▸ **What this task involves**: Every line below should be copied exactly; drop the pictures.

▸ **Saved entries**:
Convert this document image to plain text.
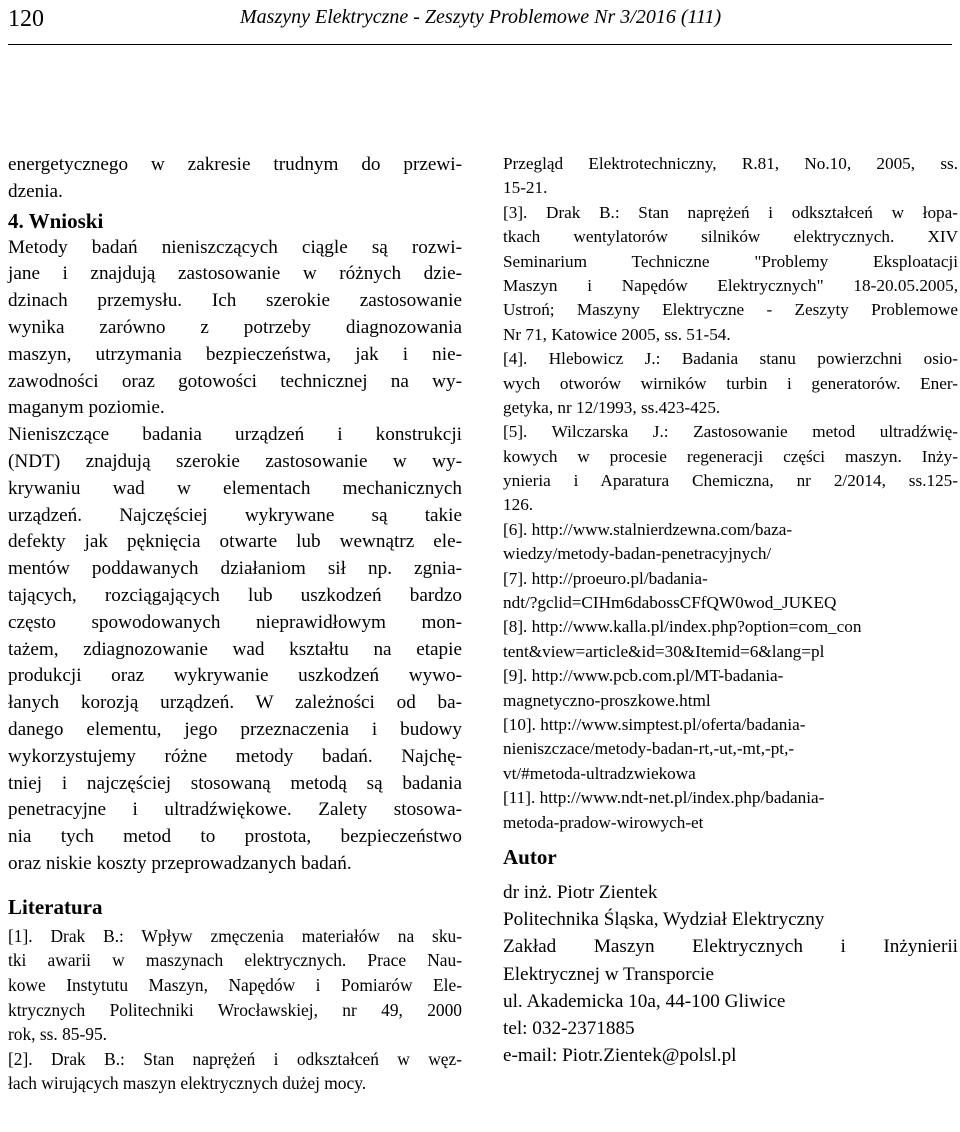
120	Maszyny Elektryczne - Zeszyty Problemowe Nr 3/2016 (111)
energetycznego w zakresie trudnym do przewi-
dzenia.
4. Wnioski
Metody badań nieniszczących ciągle są rozwi-
jane i znajdują zastosowanie w różnych dzie-
dzinach przemysłu. Ich szerokie zastosowanie
wynika zarówno z potrzeby diagnozowania
maszyn, utrzymania bezpieczeństwa, jak i nie-
zawodności oraz gotowości technicznej na wy-
maganym poziomie.
Nieniszczące badania urządzeń i konstrukcji
(NDT) znajdują szerokie zastosowanie w wy-
krywaniu wad w elementach mechanicznych
urządzeń. Najczęściej wykrywane są takie
defekty jak pęknięcia otwarte lub wewnątrz ele-
mentów poddawanych działaniom sił np. zgnia-
tających, rozciągających lub uszkodzeń bardzo
często spowodowanych nieprawidłowym mon-
tażem, zdiagnozowanie wad kształtu na etapie
produkcji oraz wykrywanie uszkodzeń wywo-
łanych korozją urządzeń. W zależności od ba-
danego elementu, jego przeznaczenia i budowy
wykorzystujemy różne metody badań. Najchę-
tniej i najczęściej stosowaną metodą są badania
penetracyjne i ultradźwiękowe. Zalety stosowa-
nia tych metod to prostota, bezpieczeństwo
oraz niskie koszty przeprowadzanych badań.
Literatura
[1]. Drak B.: Wpływ zmęczenia materiałów na sku-
tki awarii w maszynach elektrycznych. Prace Nau-
kowe Instytutu Maszyn, Napędów i Pomiarów Ele-
ktrycznych Politechniki Wrocławskiej, nr 49, 2000
rok, ss. 85-95.
[2]. Drak B.: Stan naprężeń i odkształceń w węz-
łach wirujących maszyn elektrycznych dużej mocy.
Przegląd Elektrotechniczny, R.81, No.10, 2005, ss.
15-21.
[3]. Drak B.: Stan naprężeń i odkształceń w łopa-
tkach wentylatorów silników elektrycznych. XIV
Seminarium Techniczne "Problemy Eksploatacji
Maszyn i Napędów Elektrycznych" 18-20.05.2005,
Ustroń; Maszyny Elektryczne - Zeszyty Problemowe
Nr 71, Katowice 2005, ss. 51-54.
[4]. Hlebowicz J.: Badania stanu powierzchni osio-
wych otworów wirników turbin i generatorów. Ener-
getyka, nr 12/1993, ss.423-425.
[5]. Wilczarska J.: Zastosowanie metod ultradźwię-
kowych w procesie regeneracji części maszyn. Inży-
ynieria i Aparatura Chemiczna, nr 2/2014, ss.125-
126.
[6]. http://www.stalnierdzewna.com/baza-
wiedzy/metody-badan-penetracyjnych/
[7]. http://proeuro.pl/badania-
ndt/?gclid=CIHm6dabossCFfQW0wod_JUKEQ
[8]. http://www.kalla.pl/index.php?option=com_con
tent&view=article&id=30&Itemid=6&lang=pl
[9]. http://www.pcb.com.pl/MT-badania-
magnetyczno-proszkowe.html
[10]. http://www.simptest.pl/oferta/badania-
nieniszczace/metody-badan-rt,-ut,-mt,-pt,-
vt/#metoda-ultradzwiekowa
[11]. http://www.ndt-net.pl/index.php/badania-
metoda-pradow-wirowych-et
Autor
dr inż. Piotr Zientek
Politechnika Śląska, Wydział Elektryczny
Zakład Maszyn Elektrycznych i Inżynierii
Elektrycznej w Transporcie
ul. Akademicka 10a, 44-100 Gliwice
tel: 032-2371885
e-mail: Piotr.Zientek@polsl.pl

▸ **Written solution**:
Convert this document image to plain text.
120	Maszyny Elektryczne - Zeszyty Problemowe Nr 3/2016 (111)
energetycznego w zakresie trudnym do przewi-
dzenia.
4. Wnioski
Metody badań nieniszczących ciągle są rozwi-
jane i znajdują zastosowanie w różnych dzie-
dzinach przemysłu. Ich szerokie zastosowanie
wynika zarówno z potrzeby diagnozowania
maszyn, utrzymania bezpieczeństwa, jak i nie-
zawodności oraz gotowości technicznej na wy-
maganym poziomie.
Nieniszczące badania urządzeń i konstrukcji
(NDT) znajdują szerokie zastosowanie w wy-
krywaniu wad w elementach mechanicznych
urządzeń. Najczęściej wykrywane są takie
defekty jak pęknięcia otwarte lub wewnątrz ele-
mentów poddawanych działaniom sił np. zgnia-
tających, rozciągających lub uszkodzeń bardzo
często spowodowanych nieprawidłowym mon-
tażem, zdiagnozowanie wad kształtu na etapie
produkcji oraz wykrywanie uszkodzeń wywo-
łanych korozją urządzeń. W zależności od ba-
danego elementu, jego przeznaczenia i budowy
wykorzystujemy różne metody badań. Najchę-
tniej i najczęściej stosowaną metodą są badania
penetracyjne i ultradźwiękowe. Zalety stosowa-
nia tych metod to prostota, bezpieczeństwo
oraz niskie koszty przeprowadzanych badań.
Literatura
[1]. Drak B.: Wpływ zmęczenia materiałów na sku-
tki awarii w maszynach elektrycznych. Prace Nau-
kowe Instytutu Maszyn, Napędów i Pomiarów Ele-
ktrycznych Politechniki Wrocławskiej, nr 49, 2000
rok, ss. 85-95.
[2]. Drak B.: Stan naprężeń i odkształceń w węz-
łach wirujących maszyn elektrycznych dużej mocy.
Przegląd Elektrotechniczny, R.81, No.10, 2005, ss.
15-21.
[3]. Drak B.: Stan naprężeń i odkształceń w łopa-
tkach wentylatorów silników elektrycznych. XIV
Seminarium Techniczne "Problemy Eksploatacji
Maszyn i Napędów Elektrycznych" 18-20.05.2005,
Ustroń; Maszyny Elektryczne - Zeszyty Problemowe
Nr 71, Katowice 2005, ss. 51-54.
[4]. Hlebowicz J.: Badania stanu powierzchni osio-
wych otworów wirników turbin i generatorów. Ener-
getyka, nr 12/1993, ss.423-425.
[5]. Wilczarska J.: Zastosowanie metod ultradźwię-
kowych w procesie regeneracji części maszyn. Inży-
ynieria i Aparatura Chemiczna, nr 2/2014, ss.125-
126.
[6]. http://www.stalnierdzewna.com/baza-
wiedzy/metody-badan-penetracyjnych/
[7]. http://proeuro.pl/badania-
ndt/?gclid=CIHm6dabossCFfQW0wod_JUKEQ
[8]. http://www.kalla.pl/index.php?option=com_con
tent&view=article&id=30&Itemid=6&lang=pl
[9]. http://www.pcb.com.pl/MT-badania-
magnetyczno-proszkowe.html
[10]. http://www.simptest.pl/oferta/badania-
nieniszczace/metody-badan-rt,-ut,-mt,-pt,-
vt/#metoda-ultradzwiekowa
[11]. http://www.ndt-net.pl/index.php/badania-
metoda-pradow-wirowych-et
Autor
dr inż. Piotr Zientek
Politechnika Śląska, Wydział Elektryczny
Zakład Maszyn Elektrycznych i Inżynierii
Elektrycznej w Transporcie
ul. Akademicka 10a, 44-100 Gliwice
tel: 032-2371885
e-mail: Piotr.Zientek@polsl.pl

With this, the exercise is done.